Work required:
All of the material should be reproduced exactly, with pictures left out.

--- START Supplied data ---

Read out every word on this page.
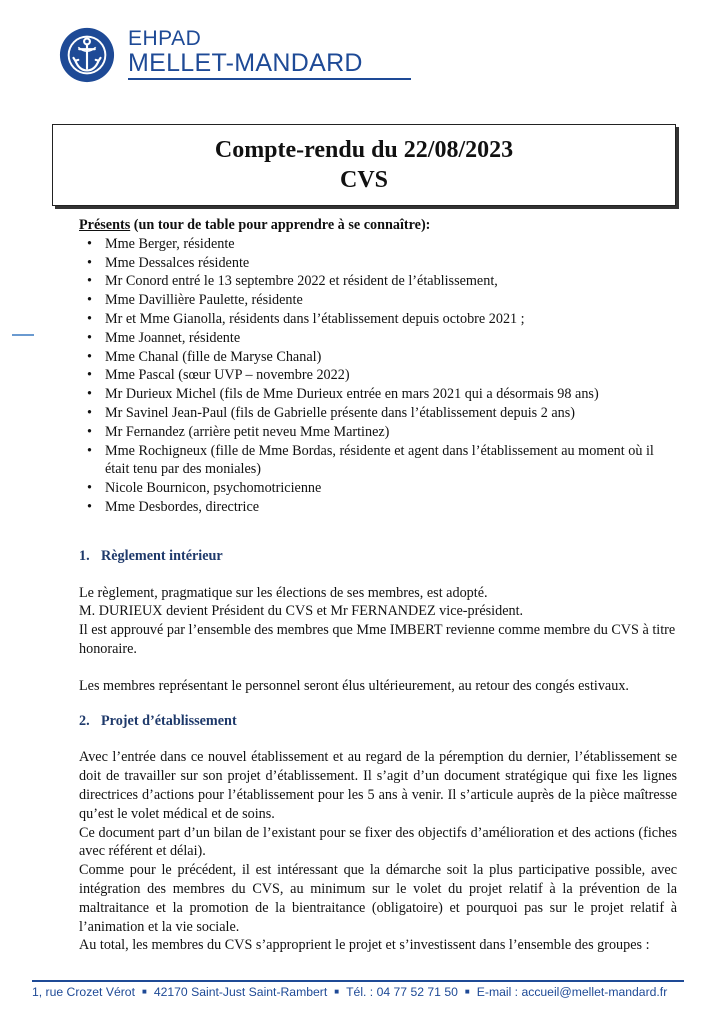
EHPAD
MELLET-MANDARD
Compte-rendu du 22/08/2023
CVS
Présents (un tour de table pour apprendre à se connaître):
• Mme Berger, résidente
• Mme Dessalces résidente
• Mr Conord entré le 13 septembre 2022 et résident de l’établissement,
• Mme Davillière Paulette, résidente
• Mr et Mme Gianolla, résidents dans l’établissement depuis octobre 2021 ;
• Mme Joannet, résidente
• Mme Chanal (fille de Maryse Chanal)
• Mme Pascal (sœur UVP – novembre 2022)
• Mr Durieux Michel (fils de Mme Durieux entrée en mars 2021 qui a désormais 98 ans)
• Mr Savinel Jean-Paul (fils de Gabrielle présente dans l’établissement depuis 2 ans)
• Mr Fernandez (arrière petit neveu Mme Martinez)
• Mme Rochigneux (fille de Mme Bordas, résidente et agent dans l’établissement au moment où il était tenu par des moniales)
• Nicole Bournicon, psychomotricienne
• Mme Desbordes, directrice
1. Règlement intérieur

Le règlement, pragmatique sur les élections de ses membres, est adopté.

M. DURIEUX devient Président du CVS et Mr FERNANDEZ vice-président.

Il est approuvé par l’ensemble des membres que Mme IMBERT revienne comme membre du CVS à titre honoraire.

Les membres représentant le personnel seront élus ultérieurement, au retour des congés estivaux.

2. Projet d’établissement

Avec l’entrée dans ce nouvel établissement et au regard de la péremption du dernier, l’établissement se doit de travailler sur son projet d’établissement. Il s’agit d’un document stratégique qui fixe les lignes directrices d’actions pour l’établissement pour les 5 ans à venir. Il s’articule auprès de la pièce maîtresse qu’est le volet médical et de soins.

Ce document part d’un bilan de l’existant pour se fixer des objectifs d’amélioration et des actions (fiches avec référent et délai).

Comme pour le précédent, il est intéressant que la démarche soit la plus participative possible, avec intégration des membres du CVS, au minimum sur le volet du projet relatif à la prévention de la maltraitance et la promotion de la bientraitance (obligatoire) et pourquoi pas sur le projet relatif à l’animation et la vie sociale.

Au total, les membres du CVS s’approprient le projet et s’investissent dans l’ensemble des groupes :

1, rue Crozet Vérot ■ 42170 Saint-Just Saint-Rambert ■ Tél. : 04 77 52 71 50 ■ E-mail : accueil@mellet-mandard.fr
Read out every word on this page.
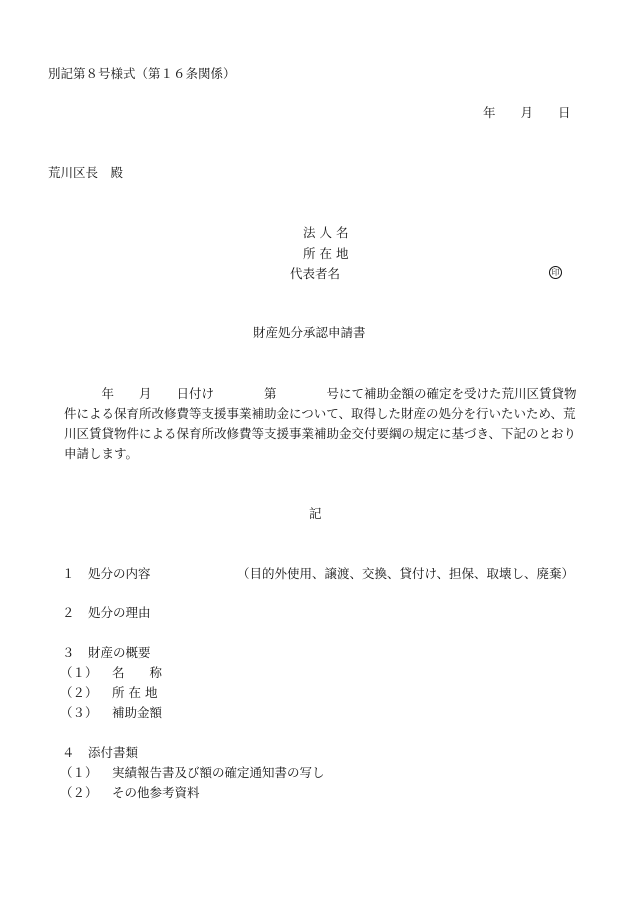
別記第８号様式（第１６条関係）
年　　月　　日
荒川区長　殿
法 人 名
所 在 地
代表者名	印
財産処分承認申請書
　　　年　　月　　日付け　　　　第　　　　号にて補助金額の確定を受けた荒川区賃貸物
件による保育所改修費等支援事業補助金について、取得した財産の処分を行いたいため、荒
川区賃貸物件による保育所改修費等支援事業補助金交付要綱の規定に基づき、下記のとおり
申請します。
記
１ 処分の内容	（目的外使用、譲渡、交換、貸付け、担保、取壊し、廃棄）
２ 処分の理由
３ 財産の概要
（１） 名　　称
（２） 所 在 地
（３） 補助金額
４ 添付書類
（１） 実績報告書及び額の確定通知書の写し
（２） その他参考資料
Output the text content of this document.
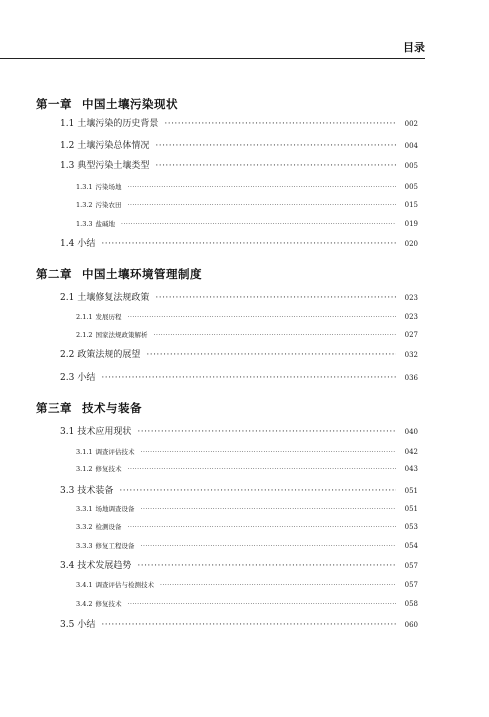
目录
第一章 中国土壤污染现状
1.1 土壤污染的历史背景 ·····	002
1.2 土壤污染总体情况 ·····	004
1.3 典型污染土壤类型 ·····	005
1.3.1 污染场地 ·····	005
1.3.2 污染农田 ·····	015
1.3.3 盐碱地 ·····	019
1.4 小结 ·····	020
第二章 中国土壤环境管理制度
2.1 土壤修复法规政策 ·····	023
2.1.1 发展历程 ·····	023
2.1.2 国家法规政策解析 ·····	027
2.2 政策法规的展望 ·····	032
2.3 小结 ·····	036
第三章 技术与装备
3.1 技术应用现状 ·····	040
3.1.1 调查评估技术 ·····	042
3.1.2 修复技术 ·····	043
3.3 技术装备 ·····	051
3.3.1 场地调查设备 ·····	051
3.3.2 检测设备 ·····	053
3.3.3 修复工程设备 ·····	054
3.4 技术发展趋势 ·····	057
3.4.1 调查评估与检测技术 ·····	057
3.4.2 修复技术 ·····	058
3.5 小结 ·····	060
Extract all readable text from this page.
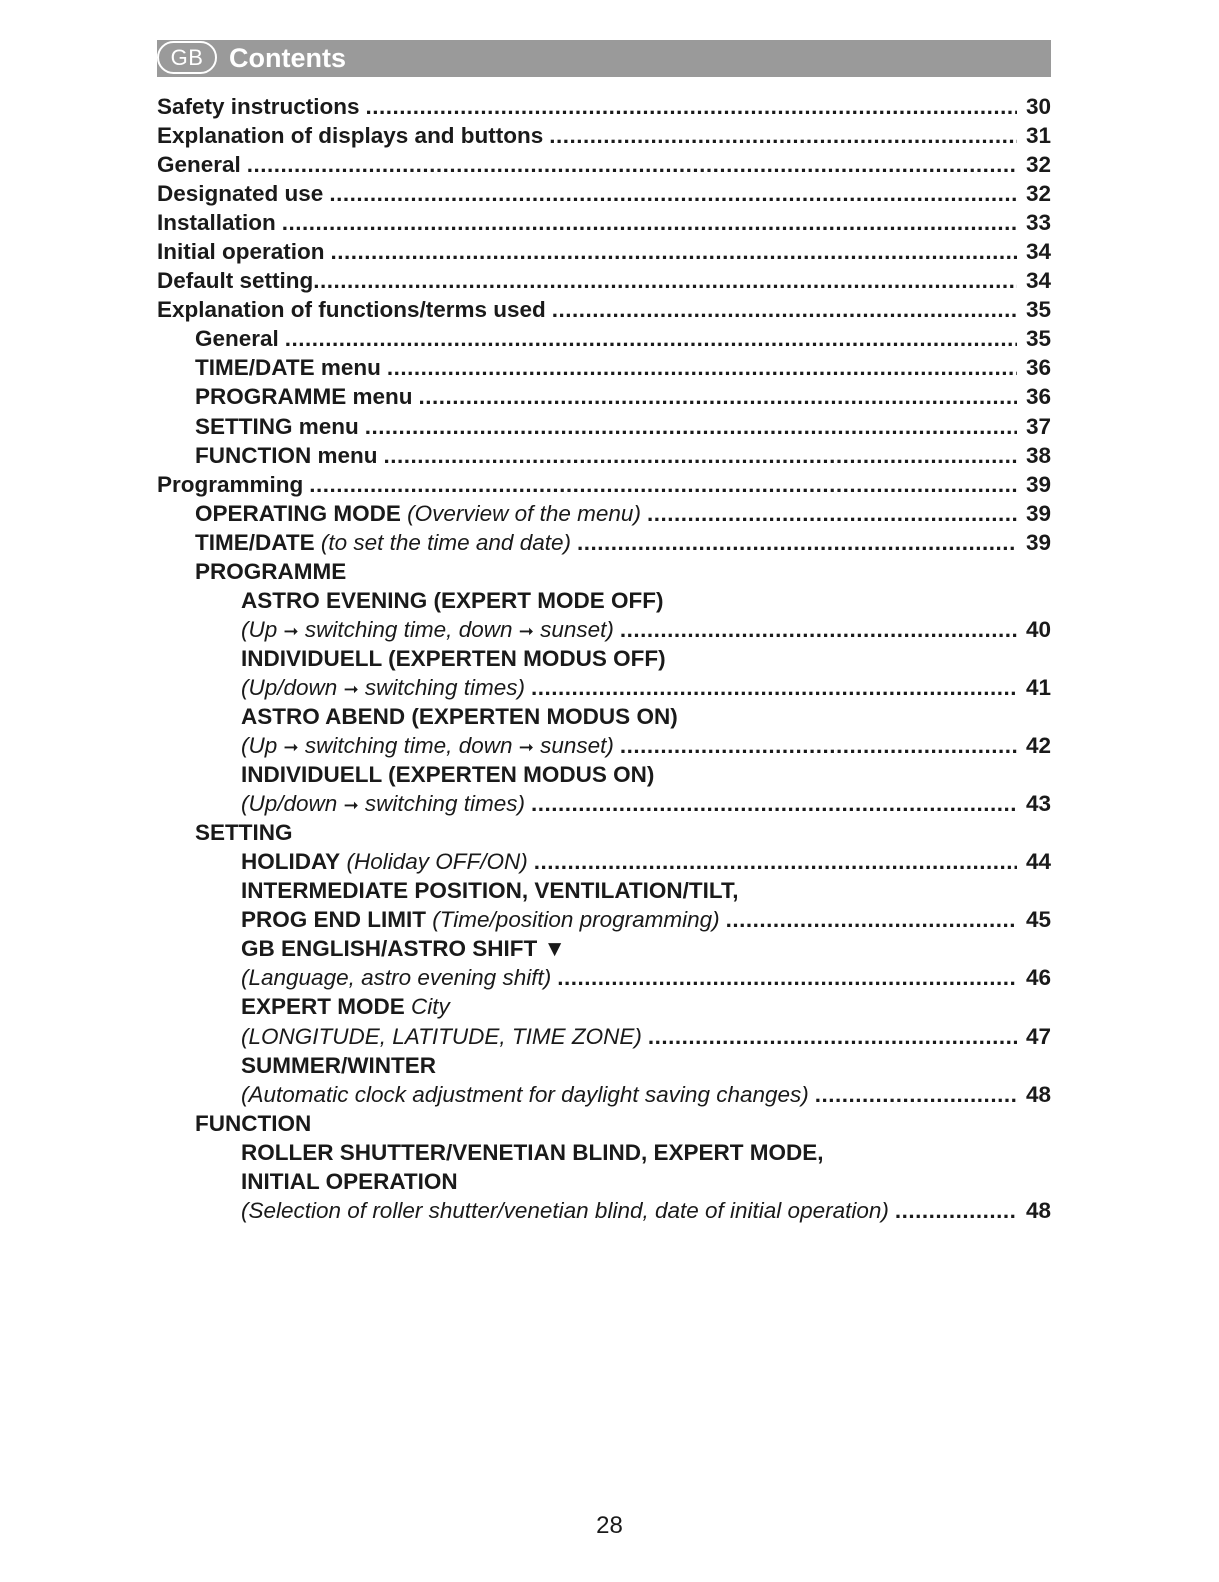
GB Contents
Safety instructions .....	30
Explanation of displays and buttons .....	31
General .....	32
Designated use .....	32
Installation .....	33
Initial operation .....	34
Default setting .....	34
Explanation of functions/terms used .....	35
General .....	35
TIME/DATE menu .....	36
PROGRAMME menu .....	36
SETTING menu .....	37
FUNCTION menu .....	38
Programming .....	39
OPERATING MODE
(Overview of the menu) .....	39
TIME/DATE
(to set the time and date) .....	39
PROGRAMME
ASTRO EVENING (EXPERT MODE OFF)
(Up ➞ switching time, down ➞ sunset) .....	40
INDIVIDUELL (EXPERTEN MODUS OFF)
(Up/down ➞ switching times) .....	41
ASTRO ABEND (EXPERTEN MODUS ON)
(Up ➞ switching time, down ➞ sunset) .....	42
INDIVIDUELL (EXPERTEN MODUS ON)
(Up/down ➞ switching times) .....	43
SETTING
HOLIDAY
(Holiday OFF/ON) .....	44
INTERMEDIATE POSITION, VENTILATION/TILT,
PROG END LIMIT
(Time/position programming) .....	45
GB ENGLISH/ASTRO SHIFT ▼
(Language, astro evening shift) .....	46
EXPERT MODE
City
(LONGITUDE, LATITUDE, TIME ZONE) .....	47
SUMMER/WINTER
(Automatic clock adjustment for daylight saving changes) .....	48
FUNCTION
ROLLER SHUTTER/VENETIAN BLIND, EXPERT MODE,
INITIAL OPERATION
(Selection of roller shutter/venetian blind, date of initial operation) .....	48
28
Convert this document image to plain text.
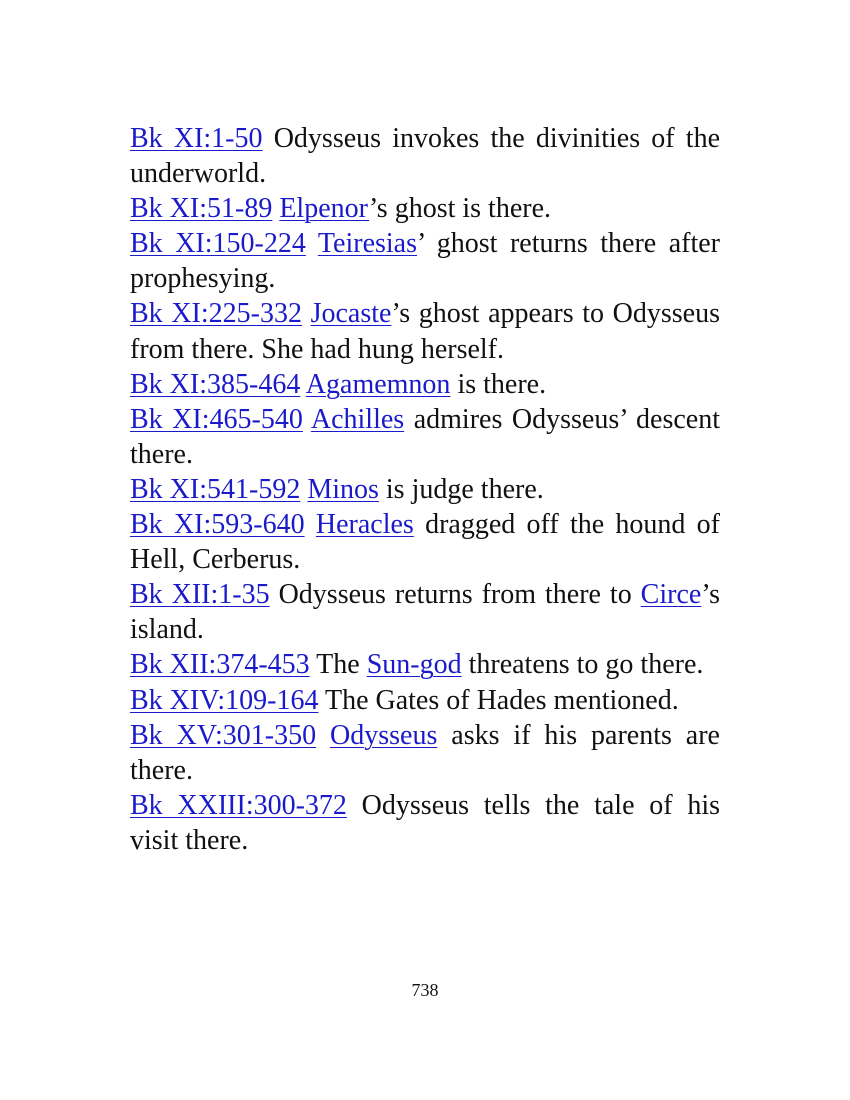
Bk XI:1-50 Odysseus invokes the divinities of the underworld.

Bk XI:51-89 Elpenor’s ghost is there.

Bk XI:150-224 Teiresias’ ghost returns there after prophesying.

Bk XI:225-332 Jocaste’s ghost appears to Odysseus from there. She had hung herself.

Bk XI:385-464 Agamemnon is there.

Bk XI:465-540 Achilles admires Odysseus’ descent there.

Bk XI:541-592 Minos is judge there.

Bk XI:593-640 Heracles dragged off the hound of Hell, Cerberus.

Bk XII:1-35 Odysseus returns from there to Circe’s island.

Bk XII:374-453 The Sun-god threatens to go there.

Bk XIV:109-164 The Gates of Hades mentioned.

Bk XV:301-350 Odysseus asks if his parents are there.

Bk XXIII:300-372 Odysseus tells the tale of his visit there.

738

--- END Supplied data ---

Result of the exercise:
Read out every word on this page.
EHPAD
MELLET-MANDARD
Compte-rendu du 22/08/2023
CVS
Présents (un tour de table pour apprendre à se connaître):
• Mme Berger, résidente
• Mme Dessalces résidente
• Mr Conord entré le 13 septembre 2022 et résident de l’établissement,
• Mme Davillière Paulette, résidente
• Mr et Mme Gianolla, résidents dans l’établissement depuis octobre 2021 ;
• Mme Joannet, résidente
• Mme Chanal (fille de Maryse Chanal)
• Mme Pascal (sœur UVP – novembre 2022)
• Mr Durieux Michel (fils de Mme Durieux entrée en mars 2021 qui a désormais 98 ans)
• Mr Savinel Jean-Paul (fils de Gabrielle présente dans l’établissement depuis 2 ans)
• Mr Fernandez (arrière petit neveu Mme Martinez)
• Mme Rochigneux (fille de Mme Bordas, résidente et agent dans l’établissement au moment où il était tenu par des moniales)
• Nicole Bournicon, psychomotricienne
• Mme Desbordes, directrice
1. Règlement intérieur

Le règlement, pragmatique sur les élections de ses membres, est adopté.

M. DURIEUX devient Président du CVS et Mr FERNANDEZ vice-président.

Il est approuvé par l’ensemble des membres que Mme IMBERT revienne comme membre du CVS à titre honoraire.

Les membres représentant le personnel seront élus ultérieurement, au retour des congés estivaux.

2. Projet d’établissement

Avec l’entrée dans ce nouvel établissement et au regard de la péremption du dernier, l’établissement se doit de travailler sur son projet d’établissement. Il s’agit d’un document stratégique qui fixe les lignes directrices d’actions pour l’établissement pour les 5 ans à venir. Il s’articule auprès de la pièce maîtresse qu’est le volet médical et de soins.

Ce document part d’un bilan de l’existant pour se fixer des objectifs d’amélioration et des actions (fiches avec référent et délai).

Comme pour le précédent, il est intéressant que la démarche soit la plus participative possible, avec intégration des membres du CVS, au minimum sur le volet du projet relatif à la prévention de la maltraitance et la promotion de la bientraitance (obligatoire) et pourquoi pas sur le projet relatif à l’animation et la vie sociale.

Au total, les membres du CVS s’approprient le projet et s’investissent dans l’ensemble des groupes :

1, rue Crozet Vérot ■ 42170 Saint-Just Saint-Rambert ■ Tél. : 04 77 52 71 50 ■ E-mail : accueil@mellet-mandard.fr
Read out every word on this page.
別記第８号様式（第１６条関係）
年　　月　　日
荒川区長　殿
法 人 名
所 在 地
代表者名	印
財産処分承認申請書
　　　年　　月　　日付け　　　　第　　　　号にて補助金額の確定を受けた荒川区賃貸物
件による保育所改修費等支援事業補助金について、取得した財産の処分を行いたいため、荒
川区賃貸物件による保育所改修費等支援事業補助金交付要綱の規定に基づき、下記のとおり
申請します。
記
１ 処分の内容	（目的外使用、譲渡、交換、貸付け、担保、取壊し、廃棄）
２ 処分の理由
３ 財産の概要
（１） 名　　称
（２） 所 在 地
（３） 補助金額
４ 添付書類
（１） 実績報告書及び額の確定通知書の写し
（２） その他参考資料
Output the text content of this document.
目录
第一章 中国土壤污染现状
1.1 土壤污染的历史背景 ·····	002
1.2 土壤污染总体情况 ·····	004
1.3 典型污染土壤类型 ·····	005
1.3.1 污染场地 ·····	005
1.3.2 污染农田 ·····	015
1.3.3 盐碱地 ·····	019
1.4 小结 ·····	020
第二章 中国土壤环境管理制度
2.1 土壤修复法规政策 ·····	023
2.1.1 发展历程 ·····	023
2.1.2 国家法规政策解析 ·····	027
2.2 政策法规的展望 ·····	032
2.3 小结 ·····	036
第三章 技术与装备
3.1 技术应用现状 ·····	040
3.1.1 调查评估技术 ·····	042
3.1.2 修复技术 ·····	043
3.3 技术装备 ·····	051
3.3.1 场地调查设备 ·····	051
3.3.2 检测设备 ·····	053
3.3.3 修复工程设备 ·····	054
3.4 技术发展趋势 ·····	057
3.4.1 调查评估与检测技术 ·····	057
3.4.2 修复技术 ·····	058
3.5 小结 ·····	060
Extract all readable text from this page.
GB Contents
Safety instructions .....	30
Explanation of displays and buttons .....	31
General .....	32
Designated use .....	32
Installation .....	33
Initial operation .....	34
Default setting .....	34
Explanation of functions/terms used .....	35
General .....	35
TIME/DATE menu .....	36
PROGRAMME menu .....	36
SETTING menu .....	37
FUNCTION menu .....	38
Programming .....	39
OPERATING MODE
(Overview of the menu) .....	39
TIME/DATE
(to set the time and date) .....	39
PROGRAMME
ASTRO EVENING (EXPERT MODE OFF)
(Up ➞ switching time, down ➞ sunset) .....	40
INDIVIDUELL (EXPERTEN MODUS OFF)
(Up/down ➞ switching times) .....	41
ASTRO ABEND (EXPERTEN MODUS ON)
(Up ➞ switching time, down ➞ sunset) .....	42
INDIVIDUELL (EXPERTEN MODUS ON)
(Up/down ➞ switching times) .....	43
SETTING
HOLIDAY
(Holiday OFF/ON) .....	44
INTERMEDIATE POSITION, VENTILATION/TILT,
PROG END LIMIT
(Time/position programming) .....	45
GB ENGLISH/ASTRO SHIFT ▼
(Language, astro evening shift) .....	46
EXPERT MODE
City
(LONGITUDE, LATITUDE, TIME ZONE) .....	47
SUMMER/WINTER
(Automatic clock adjustment for daylight saving changes) .....	48
FUNCTION
ROLLER SHUTTER/VENETIAN BLIND, EXPERT MODE,
INITIAL OPERATION
(Selection of roller shutter/venetian blind, date of initial operation) .....	48
28
Convert this document image to plain text.
Bk XI:1-50 Odysseus invokes the divinities of the underworld.

Bk XI:51-89 Elpenor’s ghost is there.

Bk XI:150-224 Teiresias’ ghost returns there after prophesying.

Bk XI:225-332 Jocaste’s ghost appears to Odysseus from there. She had hung herself.

Bk XI:385-464 Agamemnon is there.

Bk XI:465-540 Achilles admires Odysseus’ descent there.

Bk XI:541-592 Minos is judge there.

Bk XI:593-640 Heracles dragged off the hound of Hell, Cerberus.

Bk XII:1-35 Odysseus returns from there to Circe’s island.

Bk XII:374-453 The Sun-god threatens to go there.

Bk XIV:109-164 The Gates of Hades mentioned.

Bk XV:301-350 Odysseus asks if his parents are there.

Bk XXIII:300-372 Odysseus tells the tale of his visit there.

738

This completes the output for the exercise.